◆ GIVEN RECORDS:
....................

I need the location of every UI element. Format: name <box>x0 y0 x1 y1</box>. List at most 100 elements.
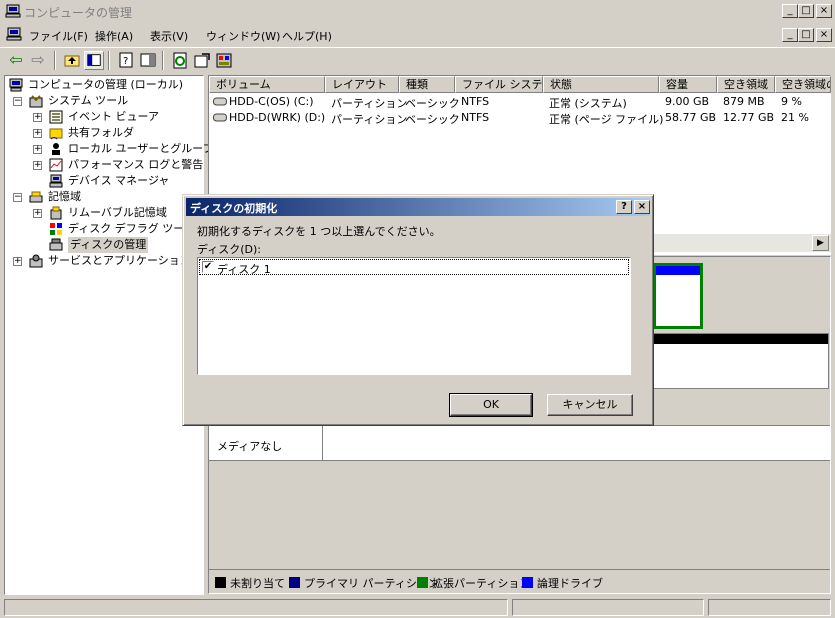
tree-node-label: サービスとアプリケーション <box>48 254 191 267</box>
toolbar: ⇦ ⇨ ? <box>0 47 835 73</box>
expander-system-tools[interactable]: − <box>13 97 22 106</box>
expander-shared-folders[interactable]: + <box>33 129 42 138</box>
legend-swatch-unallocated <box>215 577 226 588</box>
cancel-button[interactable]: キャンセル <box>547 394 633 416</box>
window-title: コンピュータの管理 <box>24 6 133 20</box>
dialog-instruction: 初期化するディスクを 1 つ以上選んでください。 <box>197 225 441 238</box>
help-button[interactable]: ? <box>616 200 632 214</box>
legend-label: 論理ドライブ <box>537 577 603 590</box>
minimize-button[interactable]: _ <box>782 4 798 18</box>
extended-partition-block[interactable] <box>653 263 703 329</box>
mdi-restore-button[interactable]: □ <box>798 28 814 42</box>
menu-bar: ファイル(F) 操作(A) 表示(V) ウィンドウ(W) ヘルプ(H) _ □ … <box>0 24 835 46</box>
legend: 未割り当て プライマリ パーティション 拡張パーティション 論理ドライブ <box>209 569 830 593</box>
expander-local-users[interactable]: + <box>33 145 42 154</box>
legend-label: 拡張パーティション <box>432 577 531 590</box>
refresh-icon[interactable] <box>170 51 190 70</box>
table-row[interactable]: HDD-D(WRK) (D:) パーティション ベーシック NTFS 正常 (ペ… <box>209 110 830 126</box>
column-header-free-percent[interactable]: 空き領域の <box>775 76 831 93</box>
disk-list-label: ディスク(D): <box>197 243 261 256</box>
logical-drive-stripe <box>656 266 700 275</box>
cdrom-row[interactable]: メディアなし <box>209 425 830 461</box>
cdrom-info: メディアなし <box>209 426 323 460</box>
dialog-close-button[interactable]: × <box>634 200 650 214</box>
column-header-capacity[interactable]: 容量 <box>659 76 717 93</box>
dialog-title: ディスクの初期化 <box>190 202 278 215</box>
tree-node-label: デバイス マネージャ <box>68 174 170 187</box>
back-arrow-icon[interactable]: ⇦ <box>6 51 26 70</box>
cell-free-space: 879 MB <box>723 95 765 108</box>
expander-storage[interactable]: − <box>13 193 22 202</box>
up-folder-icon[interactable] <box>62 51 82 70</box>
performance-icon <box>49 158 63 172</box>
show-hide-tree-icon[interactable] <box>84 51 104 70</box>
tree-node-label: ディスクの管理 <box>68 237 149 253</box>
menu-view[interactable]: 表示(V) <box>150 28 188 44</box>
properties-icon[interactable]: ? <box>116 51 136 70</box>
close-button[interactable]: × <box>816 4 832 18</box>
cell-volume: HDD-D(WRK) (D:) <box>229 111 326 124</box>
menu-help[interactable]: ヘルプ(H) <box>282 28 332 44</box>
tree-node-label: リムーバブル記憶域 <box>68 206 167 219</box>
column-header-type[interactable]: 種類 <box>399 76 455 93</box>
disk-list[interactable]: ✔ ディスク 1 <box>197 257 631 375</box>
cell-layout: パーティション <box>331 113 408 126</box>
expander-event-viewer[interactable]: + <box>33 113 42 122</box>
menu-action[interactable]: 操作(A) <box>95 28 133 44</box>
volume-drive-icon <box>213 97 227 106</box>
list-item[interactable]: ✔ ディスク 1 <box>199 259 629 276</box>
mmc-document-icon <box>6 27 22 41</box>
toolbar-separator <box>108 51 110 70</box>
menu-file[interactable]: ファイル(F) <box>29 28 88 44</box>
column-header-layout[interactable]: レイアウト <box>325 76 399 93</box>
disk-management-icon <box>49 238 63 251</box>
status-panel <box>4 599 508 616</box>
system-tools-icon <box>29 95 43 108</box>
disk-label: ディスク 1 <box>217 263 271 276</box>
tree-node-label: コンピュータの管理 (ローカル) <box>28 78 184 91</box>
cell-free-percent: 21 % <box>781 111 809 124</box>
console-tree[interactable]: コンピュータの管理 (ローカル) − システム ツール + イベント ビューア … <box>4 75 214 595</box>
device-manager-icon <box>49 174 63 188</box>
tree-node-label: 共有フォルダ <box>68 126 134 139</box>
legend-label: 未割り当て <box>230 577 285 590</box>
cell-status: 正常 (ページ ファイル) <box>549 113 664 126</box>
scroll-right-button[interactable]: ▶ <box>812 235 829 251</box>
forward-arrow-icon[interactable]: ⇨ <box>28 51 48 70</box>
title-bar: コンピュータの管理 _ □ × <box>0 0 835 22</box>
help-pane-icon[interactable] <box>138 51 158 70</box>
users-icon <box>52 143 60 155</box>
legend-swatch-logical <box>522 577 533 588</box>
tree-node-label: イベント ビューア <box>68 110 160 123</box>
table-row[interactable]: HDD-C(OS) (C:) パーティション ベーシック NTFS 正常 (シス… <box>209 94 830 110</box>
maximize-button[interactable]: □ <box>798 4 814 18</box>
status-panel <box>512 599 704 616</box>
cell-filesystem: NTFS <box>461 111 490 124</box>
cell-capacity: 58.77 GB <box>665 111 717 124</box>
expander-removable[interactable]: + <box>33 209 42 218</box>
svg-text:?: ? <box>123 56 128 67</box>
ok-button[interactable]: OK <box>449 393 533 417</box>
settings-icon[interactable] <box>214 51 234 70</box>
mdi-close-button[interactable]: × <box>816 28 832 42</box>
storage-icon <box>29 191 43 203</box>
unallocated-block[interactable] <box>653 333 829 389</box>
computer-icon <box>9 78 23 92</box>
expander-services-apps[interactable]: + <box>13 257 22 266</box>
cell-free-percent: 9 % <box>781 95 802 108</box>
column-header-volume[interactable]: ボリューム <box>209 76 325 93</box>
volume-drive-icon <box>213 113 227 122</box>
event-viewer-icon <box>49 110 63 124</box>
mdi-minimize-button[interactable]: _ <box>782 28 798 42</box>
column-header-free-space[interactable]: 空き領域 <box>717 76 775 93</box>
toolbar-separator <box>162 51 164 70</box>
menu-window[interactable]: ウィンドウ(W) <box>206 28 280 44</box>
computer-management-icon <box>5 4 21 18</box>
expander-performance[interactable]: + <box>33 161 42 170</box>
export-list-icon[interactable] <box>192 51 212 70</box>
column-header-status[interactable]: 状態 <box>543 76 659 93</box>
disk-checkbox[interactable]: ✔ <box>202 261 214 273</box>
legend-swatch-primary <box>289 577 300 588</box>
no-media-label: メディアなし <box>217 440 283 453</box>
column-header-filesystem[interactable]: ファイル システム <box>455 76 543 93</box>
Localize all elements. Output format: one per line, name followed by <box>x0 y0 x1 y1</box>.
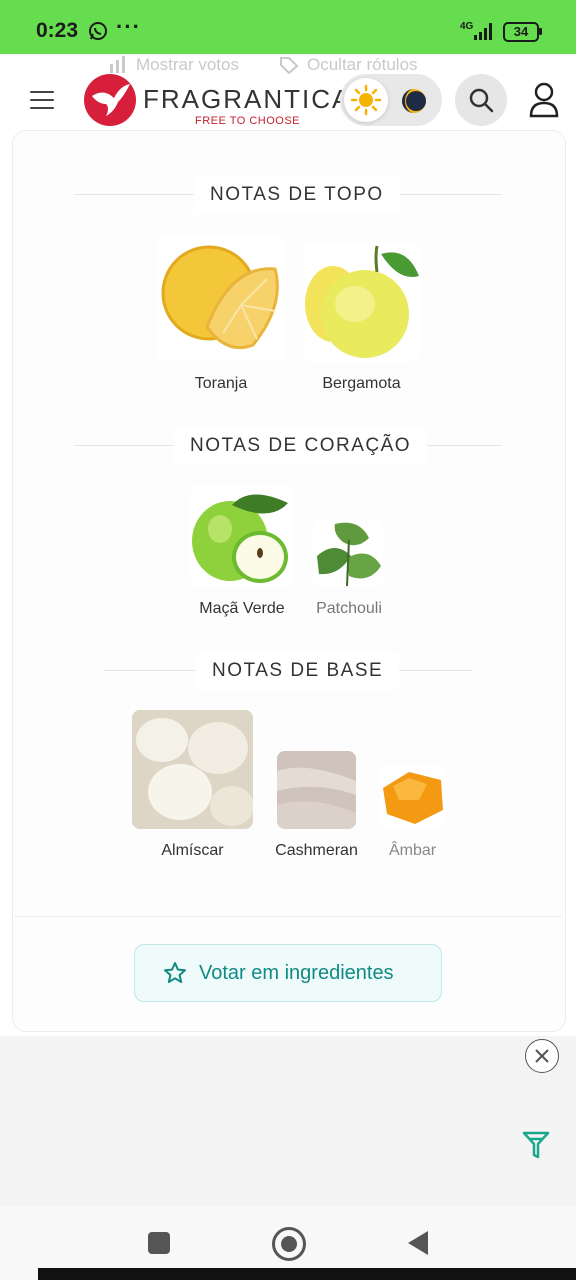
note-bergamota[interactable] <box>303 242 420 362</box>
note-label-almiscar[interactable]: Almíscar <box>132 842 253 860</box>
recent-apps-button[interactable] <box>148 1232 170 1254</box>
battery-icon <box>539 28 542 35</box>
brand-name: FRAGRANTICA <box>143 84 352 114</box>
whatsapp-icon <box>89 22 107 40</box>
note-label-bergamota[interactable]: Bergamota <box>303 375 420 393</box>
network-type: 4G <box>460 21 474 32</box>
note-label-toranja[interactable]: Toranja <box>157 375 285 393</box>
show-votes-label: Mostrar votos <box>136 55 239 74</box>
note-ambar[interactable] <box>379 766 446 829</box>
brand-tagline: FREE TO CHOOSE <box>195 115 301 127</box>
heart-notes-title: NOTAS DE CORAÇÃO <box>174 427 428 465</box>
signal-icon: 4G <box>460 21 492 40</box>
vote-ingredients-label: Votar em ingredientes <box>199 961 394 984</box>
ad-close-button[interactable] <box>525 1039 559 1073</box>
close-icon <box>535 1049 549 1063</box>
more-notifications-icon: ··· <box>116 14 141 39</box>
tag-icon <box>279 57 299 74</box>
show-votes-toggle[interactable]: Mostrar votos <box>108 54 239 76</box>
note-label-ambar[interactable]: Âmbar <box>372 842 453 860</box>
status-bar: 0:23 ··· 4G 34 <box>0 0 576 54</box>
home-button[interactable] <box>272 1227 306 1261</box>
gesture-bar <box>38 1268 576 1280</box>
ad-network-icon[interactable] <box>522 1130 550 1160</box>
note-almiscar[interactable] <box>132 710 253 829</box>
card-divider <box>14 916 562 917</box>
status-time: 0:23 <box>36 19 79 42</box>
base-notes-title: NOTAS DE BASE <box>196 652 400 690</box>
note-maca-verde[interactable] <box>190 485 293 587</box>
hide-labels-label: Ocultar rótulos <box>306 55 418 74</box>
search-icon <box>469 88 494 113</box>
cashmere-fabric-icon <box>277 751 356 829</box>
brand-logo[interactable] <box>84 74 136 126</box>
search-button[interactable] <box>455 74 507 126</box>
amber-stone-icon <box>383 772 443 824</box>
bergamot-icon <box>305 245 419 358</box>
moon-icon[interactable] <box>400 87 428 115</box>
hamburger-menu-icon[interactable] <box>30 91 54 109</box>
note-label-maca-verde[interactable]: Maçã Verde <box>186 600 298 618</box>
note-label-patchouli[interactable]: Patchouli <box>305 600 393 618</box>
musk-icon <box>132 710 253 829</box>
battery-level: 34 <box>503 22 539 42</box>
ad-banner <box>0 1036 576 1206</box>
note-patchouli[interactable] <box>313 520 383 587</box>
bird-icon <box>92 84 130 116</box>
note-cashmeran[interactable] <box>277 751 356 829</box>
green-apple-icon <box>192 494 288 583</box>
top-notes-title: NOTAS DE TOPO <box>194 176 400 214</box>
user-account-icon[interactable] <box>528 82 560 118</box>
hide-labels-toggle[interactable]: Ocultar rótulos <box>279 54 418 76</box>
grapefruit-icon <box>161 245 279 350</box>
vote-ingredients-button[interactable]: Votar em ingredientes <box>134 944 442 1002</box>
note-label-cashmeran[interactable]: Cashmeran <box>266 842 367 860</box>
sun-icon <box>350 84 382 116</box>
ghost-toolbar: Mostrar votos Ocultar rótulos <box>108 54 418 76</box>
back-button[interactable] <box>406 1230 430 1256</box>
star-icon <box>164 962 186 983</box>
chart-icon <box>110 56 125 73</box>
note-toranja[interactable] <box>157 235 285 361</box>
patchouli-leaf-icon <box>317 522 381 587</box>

....................

◆ SHORT PROBLEM: Give the records from the line with "note-bergamota[interactable] <box>303 242" to the line with "close-icon <box>535 1049 549 1063</box>" as a JSON list of strings, one string per line, blank lines left out.

◆ RESPONSE TO THE TASK:
[
  "note-bergamota[interactable] <box>303 242 420 362</box>",
  "note-label-almiscar[interactable]: Almíscar <box>132 842 253 860</box>",
  "recent-apps-button[interactable] <box>148 1232 170 1254</box>",
  "battery-icon <box>539 28 542 35</box>",
  "brand-name: FRAGRANTICA <box>143 84 352 114</box>",
  "whatsapp-icon <box>89 22 107 40</box>",
  "note-label-bergamota[interactable]: Bergamota <box>303 375 420 393</box>",
  "network-type: 4G <box>460 21 474 32</box>",
  "note-label-toranja[interactable]: Toranja <box>157 375 285 393</box>",
  "show-votes-label: Mostrar votos <box>136 55 239 74</box>",
  "note-ambar[interactable] <box>379 766 446 829</box>",
  "brand-tagline: FREE TO CHOOSE <box>195 115 301 127</box>",
  "heart-notes-title: NOTAS DE CORAÇÃO <box>174 427 428 465</box>",
  "signal-icon: 4G <box>460 21 492 40</box>",
  "vote-ingredients-label: Votar em ingredientes <box>199 961 394 984</box>",
  "ad-close-button[interactable] <box>525 1039 559 1073</box>",
  "close-icon <box>535 1049 549 1063</box>"
]